Answer with one number: the count of lines in this material that hold the word "Phone".
## start Dataset content
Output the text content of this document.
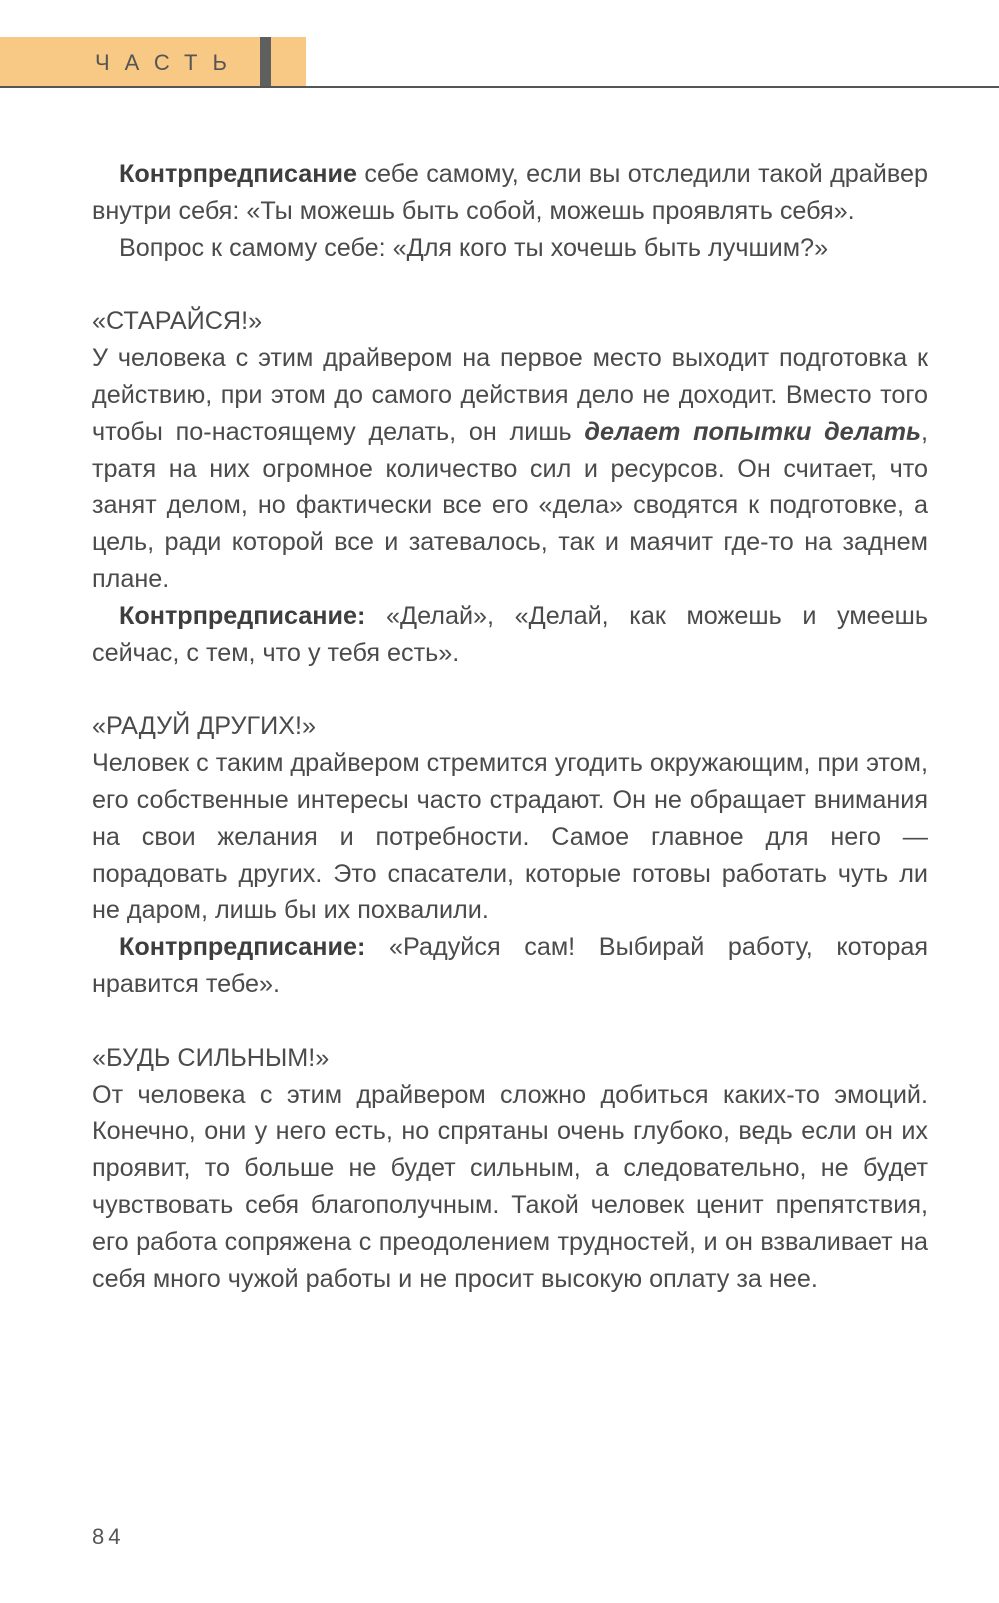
ЧАСТЬ

Контрпредписание себе самому, если вы отследили такой драйвер внутри себя: «Ты можешь быть собой, можешь проявлять себя».

Вопрос к самому себе: «Для кого ты хочешь быть лучшим?»

«СТАРАЙСЯ!»

У человека с этим драйвером на первое место выходит подготовка к действию, при этом до самого действия дело не доходит. Вместо того чтобы по-настоящему делать, он лишь делает попытки делать, тратя на них огромное количество сил и ресурсов. Он считает, что занят делом, но фактически все его «дела» сводятся к подготовке, а цель, ради которой все и затевалось, так и маячит где-то на заднем плане.

Контрпредписание: «Делай», «Делай, как можешь и умеешь сейчас, с тем, что у тебя есть».

«РАДУЙ ДРУГИХ!»

Человек с таким драйвером стремится угодить окружающим, при этом, его собственные интересы часто страдают. Он не обращает внимания на свои желания и потребности. Самое главное для него — порадовать других. Это спасатели, которые готовы работать чуть ли не даром, лишь бы их похвалили.

Контрпредписание: «Радуйся сам! Выбирай работу, которая нравится тебе».

«БУДЬ СИЛЬНЫМ!»

От человека с этим драйвером сложно добиться каких-то эмоций. Конечно, они у него есть, но спрятаны очень глубоко, ведь если он их проявит, то больше не будет сильным, а следовательно, не будет чувствовать себя благополучным. Такой человек ценит препятствия, его работа сопряжена с преодолением трудностей, и он взваливает на себя много чужой работы и не просит высокую оплату за нее.

84
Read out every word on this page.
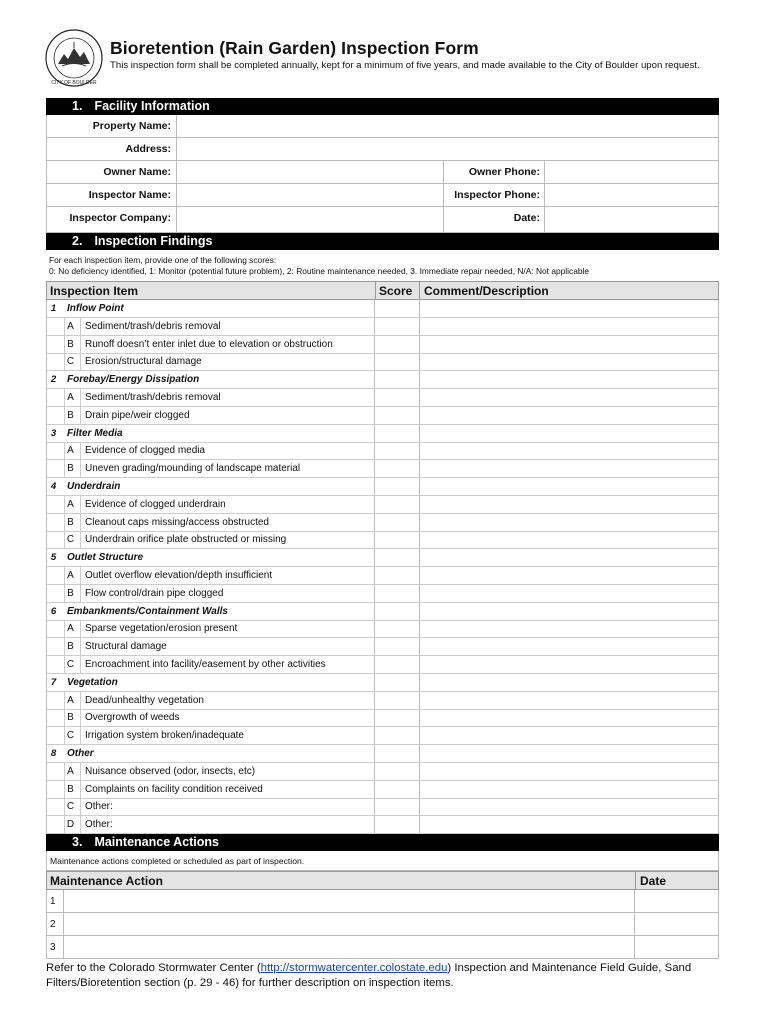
CITY OF BOULDER
Bioretention (Rain Garden) Inspection Form
This inspection form shall be completed annually, kept for a minimum of five years, and made available to the City of Boulder upon request.
1. Facility Information
Property Name:
Address:
Owner Name:	Owner Phone:
Inspector Name:	Inspector Phone:
Inspector Company:	Date:
2. Inspection Findings
For each inspection item, provide one of the following scores:
0: No deficiency identified, 1: Monitor (potential future problem), 2: Routine maintenance needed, 3. Immediate repair needed, N/A: Not applicable
Inspection Item	Score Comment/Description
1	Inflow Point
A	Sediment/trash/debris removal
B	Runoff doesn’t enter inlet due to elevation or obstruction
C	Erosion/structural damage
2	Forebay/Energy Dissipation
A	Sediment/trash/debris removal
B	Drain pipe/weir clogged
3	Filter Media
A	Evidence of clogged media
B	Uneven grading/mounding of landscape material
4	Underdrain
A	Evidence of clogged underdrain
B	Cleanout caps missing/access obstructed
C	Underdrain orifice plate obstructed or missing
5	Outlet Structure
A	Outlet overflow elevation/depth insufficient
B	Flow control/drain pipe clogged
6	Embankments/Containment Walls
A	Sparse vegetation/erosion present
B	Structural damage
C	Encroachment into facility/easement by other activities
7	Vegetation
A	Dead/unhealthy vegetation
B	Overgrowth of weeds
C	Irrigation system broken/inadequate
8	Other
A	Nuisance observed (odor, insects, etc)
B	Complaints on facility condition received
C	Other:
D	Other:
3. Maintenance Actions
Maintenance actions completed or scheduled as part of inspection.
Maintenance Action	Date
1
2
3
Refer to the Colorado Stormwater Center (http://stormwatercenter.colostate.edu) Inspection and Maintenance Field Guide, Sand Filters/Bioretention section (p. 29 - 46) for further description on inspection items.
## end Dataset content
- _Task output_: 2